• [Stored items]

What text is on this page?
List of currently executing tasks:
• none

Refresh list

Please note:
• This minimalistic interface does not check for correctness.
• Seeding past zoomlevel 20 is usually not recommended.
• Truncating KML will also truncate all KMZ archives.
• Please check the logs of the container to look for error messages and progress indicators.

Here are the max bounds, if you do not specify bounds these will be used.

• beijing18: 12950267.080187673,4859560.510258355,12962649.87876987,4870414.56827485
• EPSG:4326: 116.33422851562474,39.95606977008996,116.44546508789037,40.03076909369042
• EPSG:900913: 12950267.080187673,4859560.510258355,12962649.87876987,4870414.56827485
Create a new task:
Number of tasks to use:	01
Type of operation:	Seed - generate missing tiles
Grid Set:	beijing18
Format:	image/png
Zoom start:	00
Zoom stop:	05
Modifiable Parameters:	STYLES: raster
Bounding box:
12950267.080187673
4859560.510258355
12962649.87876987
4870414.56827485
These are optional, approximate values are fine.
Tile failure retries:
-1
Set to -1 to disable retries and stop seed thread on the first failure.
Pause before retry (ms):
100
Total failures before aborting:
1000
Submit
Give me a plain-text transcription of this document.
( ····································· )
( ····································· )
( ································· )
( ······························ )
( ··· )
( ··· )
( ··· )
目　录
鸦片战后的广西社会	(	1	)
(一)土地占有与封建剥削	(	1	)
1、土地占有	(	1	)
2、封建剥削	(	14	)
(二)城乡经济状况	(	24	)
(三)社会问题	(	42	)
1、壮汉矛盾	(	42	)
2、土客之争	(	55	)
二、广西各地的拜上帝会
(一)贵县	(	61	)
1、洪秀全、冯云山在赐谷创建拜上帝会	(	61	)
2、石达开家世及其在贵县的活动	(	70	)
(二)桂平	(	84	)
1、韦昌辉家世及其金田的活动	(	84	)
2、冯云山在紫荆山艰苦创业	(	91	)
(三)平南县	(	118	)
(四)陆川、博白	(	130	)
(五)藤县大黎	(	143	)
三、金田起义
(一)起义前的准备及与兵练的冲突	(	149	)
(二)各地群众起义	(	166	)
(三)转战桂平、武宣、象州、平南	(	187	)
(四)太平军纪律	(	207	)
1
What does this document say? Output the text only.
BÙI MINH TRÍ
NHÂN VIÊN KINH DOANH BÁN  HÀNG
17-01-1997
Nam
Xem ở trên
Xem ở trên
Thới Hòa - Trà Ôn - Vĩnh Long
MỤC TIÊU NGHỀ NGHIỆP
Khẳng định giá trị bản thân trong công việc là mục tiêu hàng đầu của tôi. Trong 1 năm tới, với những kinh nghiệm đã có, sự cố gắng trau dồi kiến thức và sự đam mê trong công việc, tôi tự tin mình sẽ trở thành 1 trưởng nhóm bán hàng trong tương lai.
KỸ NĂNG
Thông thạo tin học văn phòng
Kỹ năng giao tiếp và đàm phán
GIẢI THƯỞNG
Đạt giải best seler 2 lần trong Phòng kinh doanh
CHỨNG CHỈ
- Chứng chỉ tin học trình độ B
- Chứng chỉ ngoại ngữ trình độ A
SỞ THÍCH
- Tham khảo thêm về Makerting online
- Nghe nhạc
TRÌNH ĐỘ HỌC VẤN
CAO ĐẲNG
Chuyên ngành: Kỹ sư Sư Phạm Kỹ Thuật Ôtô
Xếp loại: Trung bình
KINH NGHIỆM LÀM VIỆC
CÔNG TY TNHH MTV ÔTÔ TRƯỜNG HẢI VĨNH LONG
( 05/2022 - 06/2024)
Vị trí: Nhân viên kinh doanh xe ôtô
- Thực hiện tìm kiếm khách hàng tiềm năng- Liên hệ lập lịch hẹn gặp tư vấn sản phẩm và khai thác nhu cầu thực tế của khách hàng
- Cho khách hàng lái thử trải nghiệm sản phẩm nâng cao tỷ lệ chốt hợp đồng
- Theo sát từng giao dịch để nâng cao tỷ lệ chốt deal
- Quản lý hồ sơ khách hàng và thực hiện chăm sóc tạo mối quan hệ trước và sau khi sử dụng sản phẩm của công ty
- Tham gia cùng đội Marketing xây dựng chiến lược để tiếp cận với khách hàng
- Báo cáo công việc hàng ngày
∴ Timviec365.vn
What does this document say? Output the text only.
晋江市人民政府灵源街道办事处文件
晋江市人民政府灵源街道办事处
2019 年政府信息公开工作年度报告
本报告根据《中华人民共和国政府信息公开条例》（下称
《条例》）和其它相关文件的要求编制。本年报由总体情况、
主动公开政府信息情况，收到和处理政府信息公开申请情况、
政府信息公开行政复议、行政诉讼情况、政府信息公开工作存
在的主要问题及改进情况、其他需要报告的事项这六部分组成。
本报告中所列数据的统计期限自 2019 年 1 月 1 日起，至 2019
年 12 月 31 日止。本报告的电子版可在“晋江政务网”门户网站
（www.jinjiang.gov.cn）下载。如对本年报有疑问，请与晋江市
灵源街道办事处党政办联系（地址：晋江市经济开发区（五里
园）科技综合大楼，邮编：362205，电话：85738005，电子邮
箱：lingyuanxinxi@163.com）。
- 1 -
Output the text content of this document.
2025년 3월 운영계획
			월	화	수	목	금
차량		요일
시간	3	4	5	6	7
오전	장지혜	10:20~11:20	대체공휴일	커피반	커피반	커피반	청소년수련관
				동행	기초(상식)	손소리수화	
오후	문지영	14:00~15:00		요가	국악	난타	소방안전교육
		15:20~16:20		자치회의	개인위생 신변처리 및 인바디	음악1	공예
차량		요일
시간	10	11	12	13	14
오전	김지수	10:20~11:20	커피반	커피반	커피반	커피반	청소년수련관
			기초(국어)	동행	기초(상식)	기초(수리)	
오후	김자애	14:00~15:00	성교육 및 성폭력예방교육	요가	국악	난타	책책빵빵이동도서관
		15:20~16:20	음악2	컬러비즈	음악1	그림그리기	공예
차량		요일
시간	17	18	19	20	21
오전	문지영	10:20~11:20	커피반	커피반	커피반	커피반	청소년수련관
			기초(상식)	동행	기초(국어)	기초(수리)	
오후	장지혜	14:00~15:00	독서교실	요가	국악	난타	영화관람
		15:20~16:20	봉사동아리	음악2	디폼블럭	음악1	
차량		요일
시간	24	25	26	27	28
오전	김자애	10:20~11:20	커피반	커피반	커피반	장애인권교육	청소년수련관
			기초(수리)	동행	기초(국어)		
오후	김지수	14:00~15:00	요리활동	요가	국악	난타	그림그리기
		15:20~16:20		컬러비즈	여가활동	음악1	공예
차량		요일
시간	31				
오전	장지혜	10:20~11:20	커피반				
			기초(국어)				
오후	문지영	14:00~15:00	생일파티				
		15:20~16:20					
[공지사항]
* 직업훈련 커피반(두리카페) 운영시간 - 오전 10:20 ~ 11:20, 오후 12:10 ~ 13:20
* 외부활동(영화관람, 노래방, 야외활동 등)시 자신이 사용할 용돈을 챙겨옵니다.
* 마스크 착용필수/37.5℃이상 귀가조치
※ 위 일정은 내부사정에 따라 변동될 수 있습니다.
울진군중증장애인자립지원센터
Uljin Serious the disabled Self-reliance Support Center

• [STATED EXERCISE] Filter for "tiếp". Return all lines that hold it.

• [EXERCISE ANSWER]
Kỹ năng giao tiếp và đàm phán
- Tham gia cùng đội Marketing xây dựng chiến lược để tiếp cận với khách hàng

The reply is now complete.